** TASK INSTRUCTIONS **
Retype each entry below exactly as it stands.
## begin MATERIAL PROVIDED
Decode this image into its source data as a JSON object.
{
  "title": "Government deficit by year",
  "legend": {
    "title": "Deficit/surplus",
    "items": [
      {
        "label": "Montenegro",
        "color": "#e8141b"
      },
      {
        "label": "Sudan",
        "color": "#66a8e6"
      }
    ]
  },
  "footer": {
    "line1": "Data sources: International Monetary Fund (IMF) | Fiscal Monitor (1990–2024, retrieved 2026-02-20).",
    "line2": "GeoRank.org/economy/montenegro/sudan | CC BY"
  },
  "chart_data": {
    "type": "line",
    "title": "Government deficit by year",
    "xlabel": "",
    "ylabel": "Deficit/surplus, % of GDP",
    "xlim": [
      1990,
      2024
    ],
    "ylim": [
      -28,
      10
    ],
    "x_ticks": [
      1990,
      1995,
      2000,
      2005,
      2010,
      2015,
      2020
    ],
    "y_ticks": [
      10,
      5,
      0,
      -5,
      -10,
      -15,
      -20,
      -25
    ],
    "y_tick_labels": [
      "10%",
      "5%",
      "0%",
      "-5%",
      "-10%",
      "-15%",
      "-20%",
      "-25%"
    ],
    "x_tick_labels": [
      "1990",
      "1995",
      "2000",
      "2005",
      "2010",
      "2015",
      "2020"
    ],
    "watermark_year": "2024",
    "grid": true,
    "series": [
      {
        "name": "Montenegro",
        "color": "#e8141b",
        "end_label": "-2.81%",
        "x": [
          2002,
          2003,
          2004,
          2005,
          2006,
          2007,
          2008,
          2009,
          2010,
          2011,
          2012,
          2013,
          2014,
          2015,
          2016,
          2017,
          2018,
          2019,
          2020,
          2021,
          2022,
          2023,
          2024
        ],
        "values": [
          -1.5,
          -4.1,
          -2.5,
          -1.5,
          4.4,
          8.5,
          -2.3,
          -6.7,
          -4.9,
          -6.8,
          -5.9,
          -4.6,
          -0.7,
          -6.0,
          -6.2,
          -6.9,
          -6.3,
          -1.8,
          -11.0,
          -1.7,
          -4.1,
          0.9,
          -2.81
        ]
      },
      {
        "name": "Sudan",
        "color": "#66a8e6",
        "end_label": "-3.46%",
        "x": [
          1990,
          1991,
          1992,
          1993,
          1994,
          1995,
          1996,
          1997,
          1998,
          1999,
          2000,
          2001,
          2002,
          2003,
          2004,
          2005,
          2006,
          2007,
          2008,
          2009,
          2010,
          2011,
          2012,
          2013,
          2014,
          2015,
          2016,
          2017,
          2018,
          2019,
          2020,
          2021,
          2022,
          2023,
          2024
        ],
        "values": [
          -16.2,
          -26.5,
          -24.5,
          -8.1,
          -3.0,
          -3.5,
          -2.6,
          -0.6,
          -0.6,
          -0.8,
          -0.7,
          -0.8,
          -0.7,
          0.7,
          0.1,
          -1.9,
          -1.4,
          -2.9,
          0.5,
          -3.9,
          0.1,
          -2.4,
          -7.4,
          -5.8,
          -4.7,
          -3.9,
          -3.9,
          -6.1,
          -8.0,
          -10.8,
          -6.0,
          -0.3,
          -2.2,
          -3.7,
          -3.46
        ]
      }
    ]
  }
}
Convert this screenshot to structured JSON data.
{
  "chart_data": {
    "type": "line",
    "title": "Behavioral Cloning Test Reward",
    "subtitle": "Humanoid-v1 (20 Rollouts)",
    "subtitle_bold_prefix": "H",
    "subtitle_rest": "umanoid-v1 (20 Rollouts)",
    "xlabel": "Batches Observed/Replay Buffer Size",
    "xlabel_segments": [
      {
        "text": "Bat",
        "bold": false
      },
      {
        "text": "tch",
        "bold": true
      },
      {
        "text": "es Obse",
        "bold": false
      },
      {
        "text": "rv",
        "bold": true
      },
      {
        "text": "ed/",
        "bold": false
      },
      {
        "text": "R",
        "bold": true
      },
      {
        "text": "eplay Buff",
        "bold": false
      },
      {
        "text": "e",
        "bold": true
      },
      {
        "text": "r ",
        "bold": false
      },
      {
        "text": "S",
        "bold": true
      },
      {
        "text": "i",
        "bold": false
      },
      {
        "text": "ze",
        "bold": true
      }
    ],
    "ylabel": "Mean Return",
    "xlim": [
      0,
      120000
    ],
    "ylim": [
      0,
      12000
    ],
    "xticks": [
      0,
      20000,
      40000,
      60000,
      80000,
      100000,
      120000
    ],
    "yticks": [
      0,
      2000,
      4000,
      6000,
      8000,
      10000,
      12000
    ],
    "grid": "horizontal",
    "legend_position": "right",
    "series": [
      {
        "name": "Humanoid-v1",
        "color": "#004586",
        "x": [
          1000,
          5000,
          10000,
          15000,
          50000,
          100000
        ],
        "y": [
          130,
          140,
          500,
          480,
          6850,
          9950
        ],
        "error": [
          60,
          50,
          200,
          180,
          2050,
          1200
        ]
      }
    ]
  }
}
## end MATERIAL PROVIDED
** SOLUTION **
Decode this image into its source data as a JSON object.
{
  "title": "Government deficit by year",
  "legend": {
    "title": "Deficit/surplus",
    "items": [
      {
        "label": "Montenegro",
        "color": "#e8141b"
      },
      {
        "label": "Sudan",
        "color": "#66a8e6"
      }
    ]
  },
  "footer": {
    "line1": "Data sources: International Monetary Fund (IMF) | Fiscal Monitor (1990–2024, retrieved 2026-02-20).",
    "line2": "GeoRank.org/economy/montenegro/sudan | CC BY"
  },
  "chart_data": {
    "type": "line",
    "title": "Government deficit by year",
    "xlabel": "",
    "ylabel": "Deficit/surplus, % of GDP",
    "xlim": [
      1990,
      2024
    ],
    "ylim": [
      -28,
      10
    ],
    "x_ticks": [
      1990,
      1995,
      2000,
      2005,
      2010,
      2015,
      2020
    ],
    "y_ticks": [
      10,
      5,
      0,
      -5,
      -10,
      -15,
      -20,
      -25
    ],
    "y_tick_labels": [
      "10%",
      "5%",
      "0%",
      "-5%",
      "-10%",
      "-15%",
      "-20%",
      "-25%"
    ],
    "x_tick_labels": [
      "1990",
      "1995",
      "2000",
      "2005",
      "2010",
      "2015",
      "2020"
    ],
    "watermark_year": "2024",
    "grid": true,
    "series": [
      {
        "name": "Montenegro",
        "color": "#e8141b",
        "end_label": "-2.81%",
        "x": [
          2002,
          2003,
          2004,
          2005,
          2006,
          2007,
          2008,
          2009,
          2010,
          2011,
          2012,
          2013,
          2014,
          2015,
          2016,
          2017,
          2018,
          2019,
          2020,
          2021,
          2022,
          2023,
          2024
        ],
        "values": [
          -1.5,
          -4.1,
          -2.5,
          -1.5,
          4.4,
          8.5,
          -2.3,
          -6.7,
          -4.9,
          -6.8,
          -5.9,
          -4.6,
          -0.7,
          -6.0,
          -6.2,
          -6.9,
          -6.3,
          -1.8,
          -11.0,
          -1.7,
          -4.1,
          0.9,
          -2.81
        ]
      },
      {
        "name": "Sudan",
        "color": "#66a8e6",
        "end_label": "-3.46%",
        "x": [
          1990,
          1991,
          1992,
          1993,
          1994,
          1995,
          1996,
          1997,
          1998,
          1999,
          2000,
          2001,
          2002,
          2003,
          2004,
          2005,
          2006,
          2007,
          2008,
          2009,
          2010,
          2011,
          2012,
          2013,
          2014,
          2015,
          2016,
          2017,
          2018,
          2019,
          2020,
          2021,
          2022,
          2023,
          2024
        ],
        "values": [
          -16.2,
          -26.5,
          -24.5,
          -8.1,
          -3.0,
          -3.5,
          -2.6,
          -0.6,
          -0.6,
          -0.8,
          -0.7,
          -0.8,
          -0.7,
          0.7,
          0.1,
          -1.9,
          -1.4,
          -2.9,
          0.5,
          -3.9,
          0.1,
          -2.4,
          -7.4,
          -5.8,
          -4.7,
          -3.9,
          -3.9,
          -6.1,
          -8.0,
          -10.8,
          -6.0,
          -0.3,
          -2.2,
          -3.7,
          -3.46
        ]
      }
    ]
  }
}
Convert this screenshot to structured JSON data.
{
  "chart_data": {
    "type": "line",
    "title": "Behavioral Cloning Test Reward",
    "subtitle": "Humanoid-v1 (20 Rollouts)",
    "subtitle_bold_prefix": "H",
    "subtitle_rest": "umanoid-v1 (20 Rollouts)",
    "xlabel": "Batches Observed/Replay Buffer Size",
    "xlabel_segments": [
      {
        "text": "Bat",
        "bold": false
      },
      {
        "text": "tch",
        "bold": true
      },
      {
        "text": "es Obse",
        "bold": false
      },
      {
        "text": "rv",
        "bold": true
      },
      {
        "text": "ed/",
        "bold": false
      },
      {
        "text": "R",
        "bold": true
      },
      {
        "text": "eplay Buff",
        "bold": false
      },
      {
        "text": "e",
        "bold": true
      },
      {
        "text": "r ",
        "bold": false
      },
      {
        "text": "S",
        "bold": true
      },
      {
        "text": "i",
        "bold": false
      },
      {
        "text": "ze",
        "bold": true
      }
    ],
    "ylabel": "Mean Return",
    "xlim": [
      0,
      120000
    ],
    "ylim": [
      0,
      12000
    ],
    "xticks": [
      0,
      20000,
      40000,
      60000,
      80000,
      100000,
      120000
    ],
    "yticks": [
      0,
      2000,
      4000,
      6000,
      8000,
      10000,
      12000
    ],
    "grid": "horizontal",
    "legend_position": "right",
    "series": [
      {
        "name": "Humanoid-v1",
        "color": "#004586",
        "x": [
          1000,
          5000,
          10000,
          15000,
          50000,
          100000
        ],
        "y": [
          130,
          140,
          500,
          480,
          6850,
          9950
        ],
        "error": [
          60,
          50,
          200,
          180,
          2050,
          1200
        ]
      }
    ]
  }
}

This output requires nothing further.